* begin Supplied information *

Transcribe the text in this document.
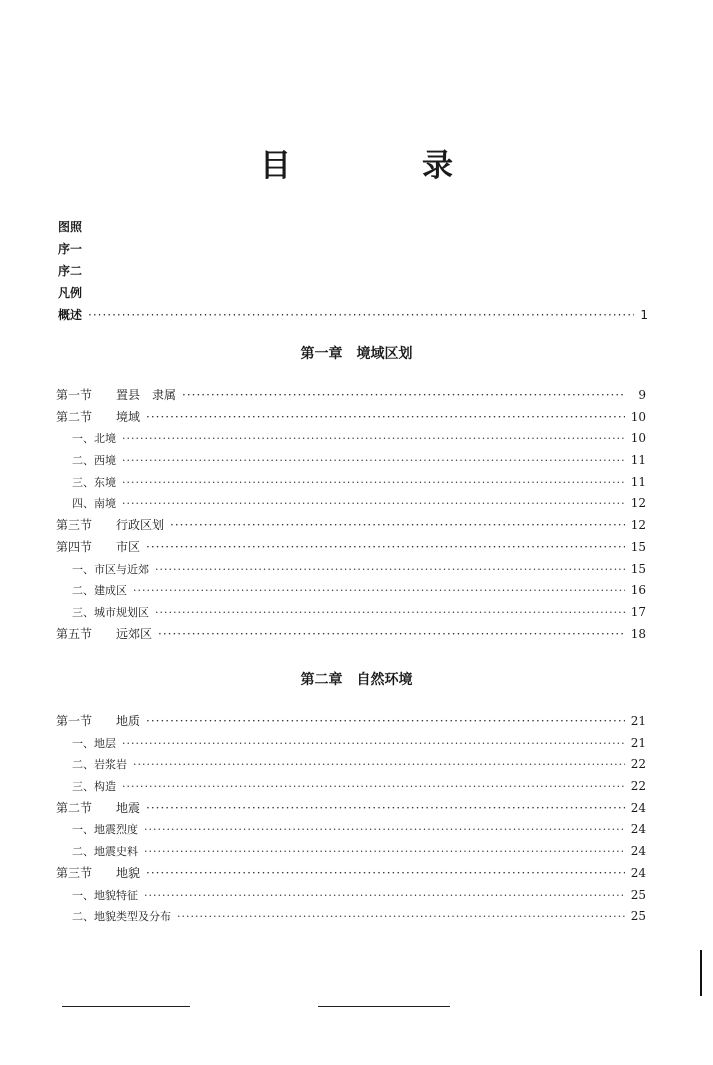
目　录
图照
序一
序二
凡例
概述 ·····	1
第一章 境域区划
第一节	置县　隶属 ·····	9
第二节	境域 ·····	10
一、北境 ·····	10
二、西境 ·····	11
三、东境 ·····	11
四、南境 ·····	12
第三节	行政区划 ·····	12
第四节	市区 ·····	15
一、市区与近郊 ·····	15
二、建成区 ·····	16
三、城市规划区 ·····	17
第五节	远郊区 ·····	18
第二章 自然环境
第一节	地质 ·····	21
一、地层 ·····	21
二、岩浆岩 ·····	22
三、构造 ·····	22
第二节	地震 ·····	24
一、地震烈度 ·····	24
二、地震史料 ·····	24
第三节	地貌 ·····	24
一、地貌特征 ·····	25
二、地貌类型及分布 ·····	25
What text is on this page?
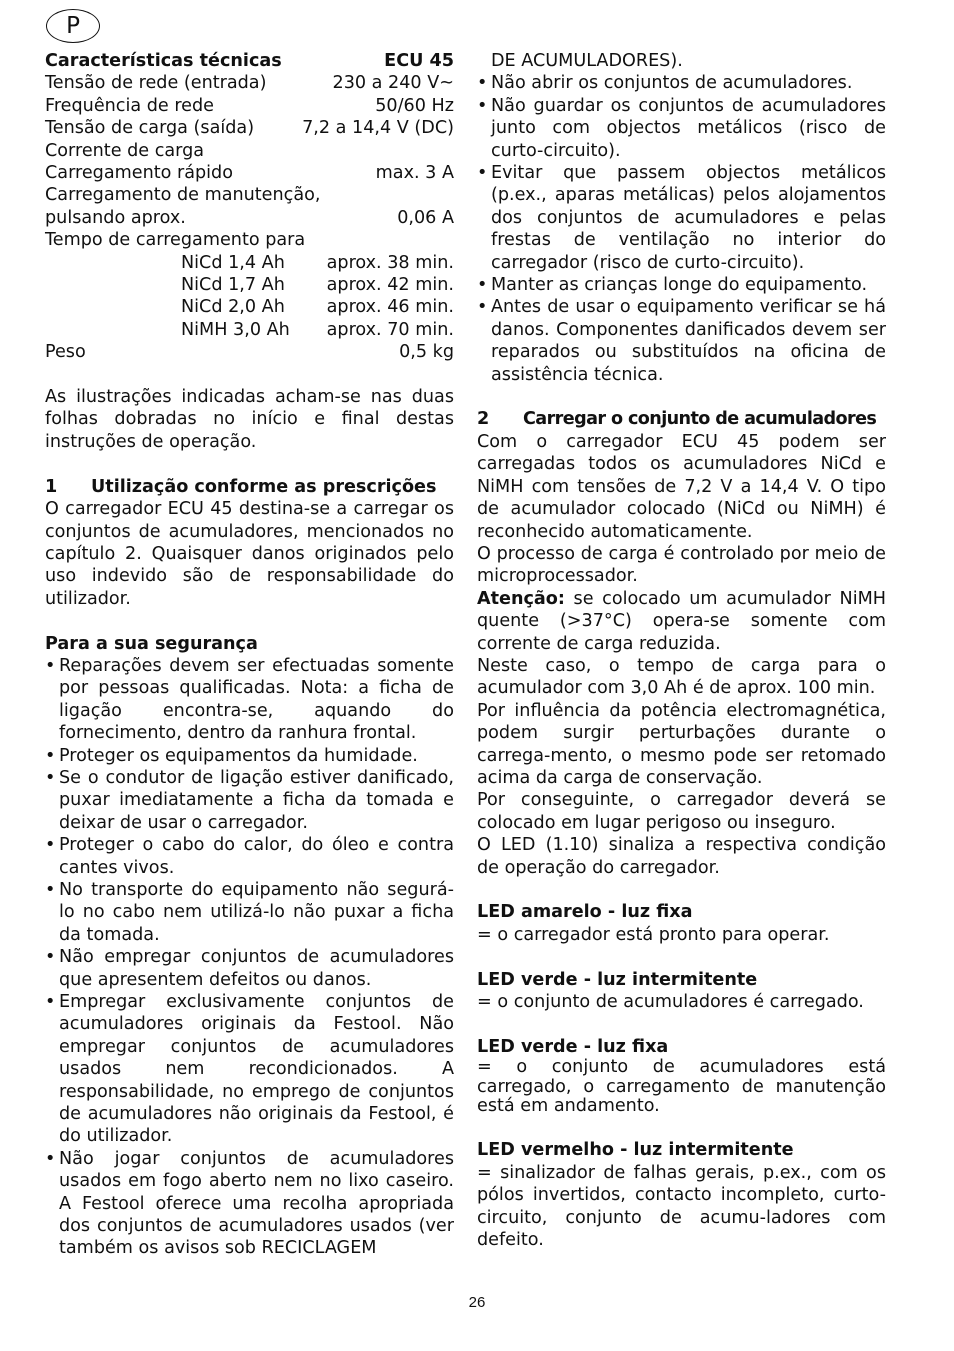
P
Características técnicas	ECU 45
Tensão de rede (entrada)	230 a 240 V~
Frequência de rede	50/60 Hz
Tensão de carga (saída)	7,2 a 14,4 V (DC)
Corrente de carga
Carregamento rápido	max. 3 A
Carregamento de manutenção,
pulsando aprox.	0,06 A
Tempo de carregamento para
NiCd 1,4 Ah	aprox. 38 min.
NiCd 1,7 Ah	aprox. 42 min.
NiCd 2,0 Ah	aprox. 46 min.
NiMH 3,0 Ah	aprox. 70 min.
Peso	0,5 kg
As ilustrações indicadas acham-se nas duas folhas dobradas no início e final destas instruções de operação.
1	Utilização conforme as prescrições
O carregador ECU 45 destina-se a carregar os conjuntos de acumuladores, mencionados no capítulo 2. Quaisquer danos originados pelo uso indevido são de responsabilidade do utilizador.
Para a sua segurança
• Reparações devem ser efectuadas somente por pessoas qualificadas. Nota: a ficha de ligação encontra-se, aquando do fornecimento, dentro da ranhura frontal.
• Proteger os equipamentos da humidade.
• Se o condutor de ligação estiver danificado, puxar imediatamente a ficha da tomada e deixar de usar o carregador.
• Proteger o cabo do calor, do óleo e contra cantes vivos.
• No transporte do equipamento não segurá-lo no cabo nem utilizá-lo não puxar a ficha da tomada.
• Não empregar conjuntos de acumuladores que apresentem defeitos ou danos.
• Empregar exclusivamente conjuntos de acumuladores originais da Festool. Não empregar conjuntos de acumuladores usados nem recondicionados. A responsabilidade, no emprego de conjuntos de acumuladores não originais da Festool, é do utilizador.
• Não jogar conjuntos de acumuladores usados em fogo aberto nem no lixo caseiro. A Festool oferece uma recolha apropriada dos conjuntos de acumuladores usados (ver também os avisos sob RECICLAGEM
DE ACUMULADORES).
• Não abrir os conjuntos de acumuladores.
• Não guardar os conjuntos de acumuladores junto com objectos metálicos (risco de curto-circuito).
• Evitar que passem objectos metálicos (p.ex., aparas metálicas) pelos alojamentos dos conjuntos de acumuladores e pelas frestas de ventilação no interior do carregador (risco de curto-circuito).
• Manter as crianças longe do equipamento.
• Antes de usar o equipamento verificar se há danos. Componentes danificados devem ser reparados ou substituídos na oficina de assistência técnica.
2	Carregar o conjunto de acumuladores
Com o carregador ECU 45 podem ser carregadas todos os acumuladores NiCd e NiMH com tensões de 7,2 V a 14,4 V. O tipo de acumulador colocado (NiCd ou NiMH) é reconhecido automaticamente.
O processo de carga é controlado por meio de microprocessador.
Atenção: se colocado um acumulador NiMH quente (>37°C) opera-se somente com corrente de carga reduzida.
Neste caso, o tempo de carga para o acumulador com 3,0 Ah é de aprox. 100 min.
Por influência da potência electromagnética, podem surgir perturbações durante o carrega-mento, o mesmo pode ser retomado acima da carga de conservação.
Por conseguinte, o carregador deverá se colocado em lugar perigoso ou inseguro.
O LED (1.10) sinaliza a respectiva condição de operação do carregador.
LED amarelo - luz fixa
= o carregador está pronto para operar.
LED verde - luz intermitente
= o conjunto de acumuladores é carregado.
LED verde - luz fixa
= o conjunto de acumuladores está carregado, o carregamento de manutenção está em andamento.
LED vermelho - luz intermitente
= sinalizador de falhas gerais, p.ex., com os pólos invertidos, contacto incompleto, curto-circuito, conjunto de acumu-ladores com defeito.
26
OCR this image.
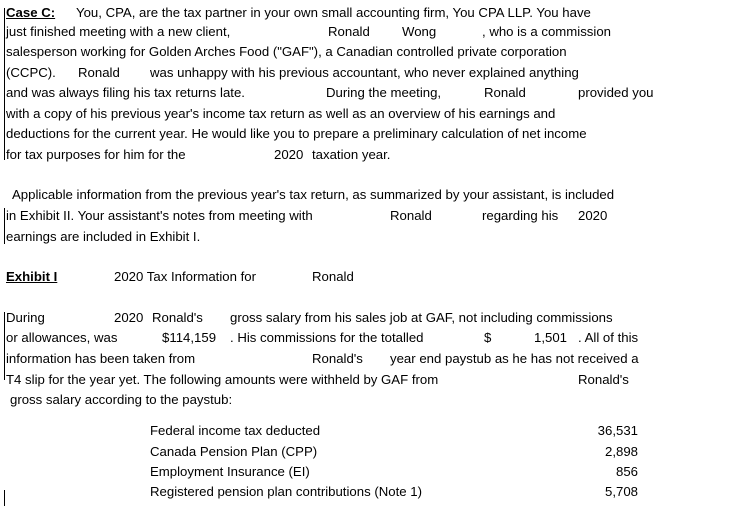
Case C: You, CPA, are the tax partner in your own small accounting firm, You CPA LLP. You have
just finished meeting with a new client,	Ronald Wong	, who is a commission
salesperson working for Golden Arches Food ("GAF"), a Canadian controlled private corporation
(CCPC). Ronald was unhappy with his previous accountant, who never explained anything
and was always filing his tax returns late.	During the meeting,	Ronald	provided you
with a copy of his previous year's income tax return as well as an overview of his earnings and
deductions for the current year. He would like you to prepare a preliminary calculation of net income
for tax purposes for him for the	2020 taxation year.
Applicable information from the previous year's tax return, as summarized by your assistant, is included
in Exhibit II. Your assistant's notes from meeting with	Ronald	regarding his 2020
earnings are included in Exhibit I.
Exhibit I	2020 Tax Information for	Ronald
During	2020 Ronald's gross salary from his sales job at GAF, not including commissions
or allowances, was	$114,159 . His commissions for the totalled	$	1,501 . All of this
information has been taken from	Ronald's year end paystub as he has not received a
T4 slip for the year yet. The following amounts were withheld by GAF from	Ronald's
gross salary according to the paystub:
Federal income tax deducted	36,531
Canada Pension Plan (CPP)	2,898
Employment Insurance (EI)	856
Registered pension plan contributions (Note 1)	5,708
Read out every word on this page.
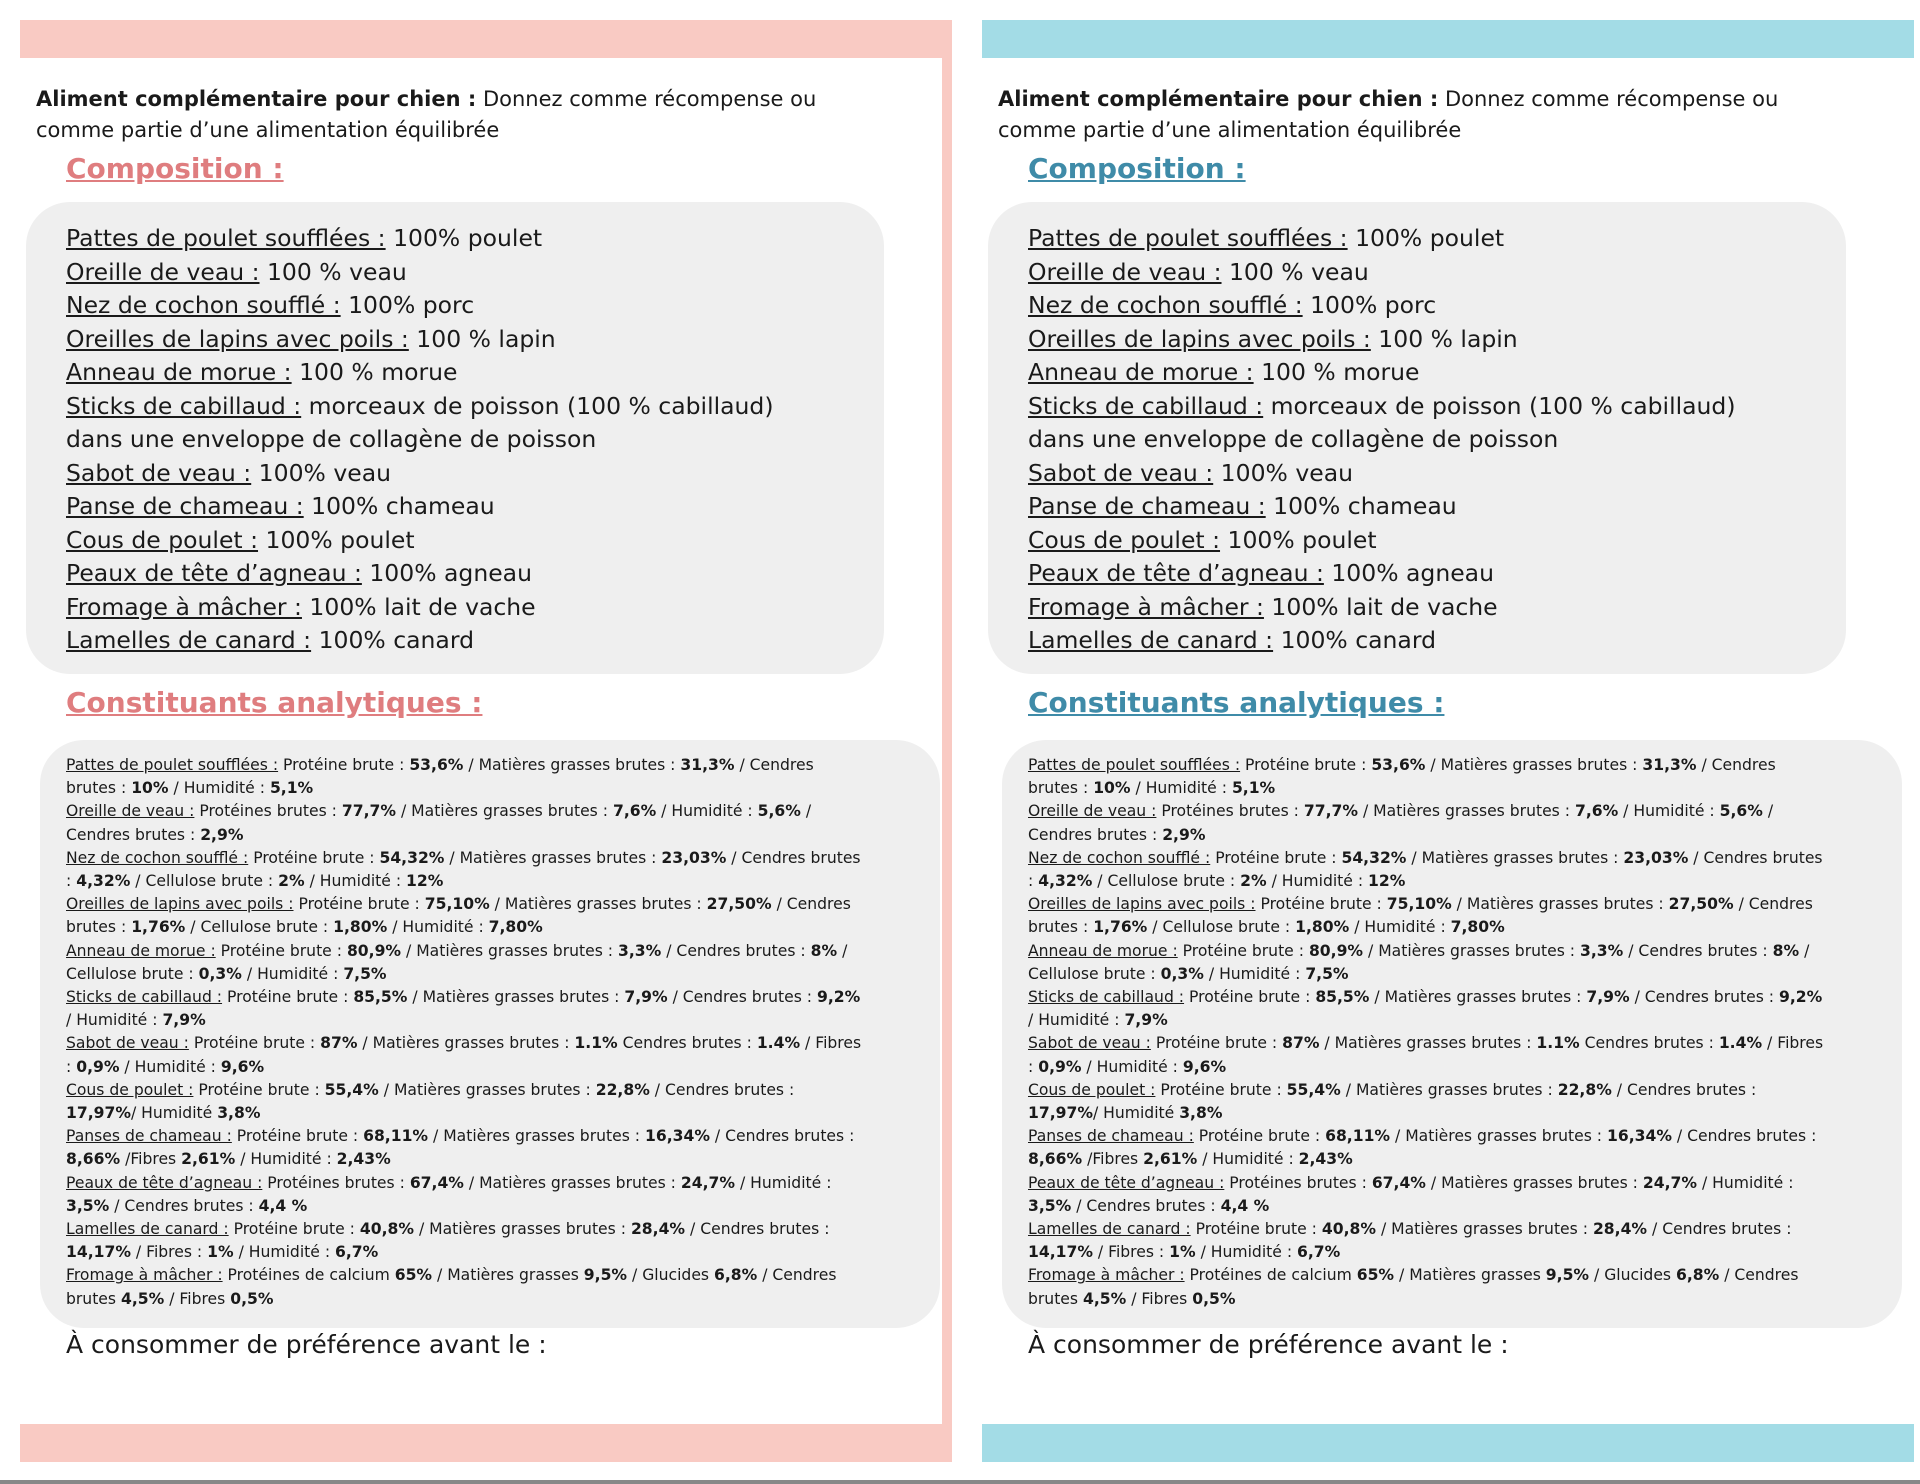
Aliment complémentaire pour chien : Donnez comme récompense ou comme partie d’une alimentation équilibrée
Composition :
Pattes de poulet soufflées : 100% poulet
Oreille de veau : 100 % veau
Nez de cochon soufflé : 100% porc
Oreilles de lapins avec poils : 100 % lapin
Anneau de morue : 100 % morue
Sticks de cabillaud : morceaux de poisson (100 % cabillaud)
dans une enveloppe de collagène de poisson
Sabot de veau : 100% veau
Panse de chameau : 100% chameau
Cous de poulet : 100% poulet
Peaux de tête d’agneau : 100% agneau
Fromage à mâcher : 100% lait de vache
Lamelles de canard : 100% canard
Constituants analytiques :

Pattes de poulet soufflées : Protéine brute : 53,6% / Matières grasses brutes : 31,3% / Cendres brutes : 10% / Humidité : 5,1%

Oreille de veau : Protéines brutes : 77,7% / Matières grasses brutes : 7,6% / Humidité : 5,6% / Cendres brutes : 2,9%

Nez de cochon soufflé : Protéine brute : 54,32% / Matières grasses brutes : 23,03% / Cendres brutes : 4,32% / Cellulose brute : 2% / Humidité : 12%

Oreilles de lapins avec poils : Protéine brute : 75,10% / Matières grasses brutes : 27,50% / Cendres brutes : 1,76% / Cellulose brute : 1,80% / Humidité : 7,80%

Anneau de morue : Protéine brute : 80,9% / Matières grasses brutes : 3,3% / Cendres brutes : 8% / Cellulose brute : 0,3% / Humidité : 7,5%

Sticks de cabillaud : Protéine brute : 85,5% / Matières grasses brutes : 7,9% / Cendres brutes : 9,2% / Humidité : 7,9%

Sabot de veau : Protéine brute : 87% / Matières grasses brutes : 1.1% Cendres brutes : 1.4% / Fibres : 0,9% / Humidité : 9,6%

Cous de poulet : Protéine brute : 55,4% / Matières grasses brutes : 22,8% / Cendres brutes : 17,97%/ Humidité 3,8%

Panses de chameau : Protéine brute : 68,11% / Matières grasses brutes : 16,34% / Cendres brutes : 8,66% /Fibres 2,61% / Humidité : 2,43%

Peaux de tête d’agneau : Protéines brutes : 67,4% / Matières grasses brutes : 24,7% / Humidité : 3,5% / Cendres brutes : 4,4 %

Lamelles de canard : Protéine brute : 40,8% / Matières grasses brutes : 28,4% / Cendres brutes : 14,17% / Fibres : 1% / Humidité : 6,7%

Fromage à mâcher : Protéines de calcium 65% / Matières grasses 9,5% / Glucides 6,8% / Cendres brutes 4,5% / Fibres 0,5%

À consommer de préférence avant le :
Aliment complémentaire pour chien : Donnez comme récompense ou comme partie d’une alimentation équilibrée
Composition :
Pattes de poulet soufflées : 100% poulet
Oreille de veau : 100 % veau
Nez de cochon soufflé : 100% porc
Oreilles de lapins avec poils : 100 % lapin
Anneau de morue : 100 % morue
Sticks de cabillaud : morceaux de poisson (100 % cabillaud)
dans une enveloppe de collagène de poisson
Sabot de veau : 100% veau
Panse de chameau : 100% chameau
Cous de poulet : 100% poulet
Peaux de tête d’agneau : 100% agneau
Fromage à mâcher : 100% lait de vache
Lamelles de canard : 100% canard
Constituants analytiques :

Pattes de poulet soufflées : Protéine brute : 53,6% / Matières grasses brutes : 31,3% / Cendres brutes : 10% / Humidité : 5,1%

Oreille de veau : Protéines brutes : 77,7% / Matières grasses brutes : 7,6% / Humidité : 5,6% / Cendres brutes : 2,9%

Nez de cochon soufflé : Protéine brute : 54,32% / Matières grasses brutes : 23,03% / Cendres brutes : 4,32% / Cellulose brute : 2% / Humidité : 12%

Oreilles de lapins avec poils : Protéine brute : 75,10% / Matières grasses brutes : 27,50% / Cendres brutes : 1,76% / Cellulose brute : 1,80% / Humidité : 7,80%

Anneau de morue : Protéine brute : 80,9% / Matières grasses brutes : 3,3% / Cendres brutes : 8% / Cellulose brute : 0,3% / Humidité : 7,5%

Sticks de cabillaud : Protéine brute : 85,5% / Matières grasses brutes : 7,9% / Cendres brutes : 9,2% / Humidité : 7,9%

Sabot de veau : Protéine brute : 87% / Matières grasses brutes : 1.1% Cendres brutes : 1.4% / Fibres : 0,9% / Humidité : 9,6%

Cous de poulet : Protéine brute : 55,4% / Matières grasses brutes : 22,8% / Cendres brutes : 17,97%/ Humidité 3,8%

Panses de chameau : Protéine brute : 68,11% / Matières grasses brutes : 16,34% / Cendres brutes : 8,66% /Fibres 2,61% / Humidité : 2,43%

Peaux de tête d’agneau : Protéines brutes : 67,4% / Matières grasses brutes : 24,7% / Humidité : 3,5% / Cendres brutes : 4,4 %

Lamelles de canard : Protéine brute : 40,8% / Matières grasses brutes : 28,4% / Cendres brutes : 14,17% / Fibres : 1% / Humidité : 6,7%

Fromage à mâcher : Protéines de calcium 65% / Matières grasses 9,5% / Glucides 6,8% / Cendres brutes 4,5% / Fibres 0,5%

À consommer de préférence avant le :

* end Supplied information *

What the exercise asks: Return every line of the preceding records in which the word "paystub" appears.

Written response:
information has been taken from	Ronald's year end paystub as he has not received a
gross salary according to the paystub:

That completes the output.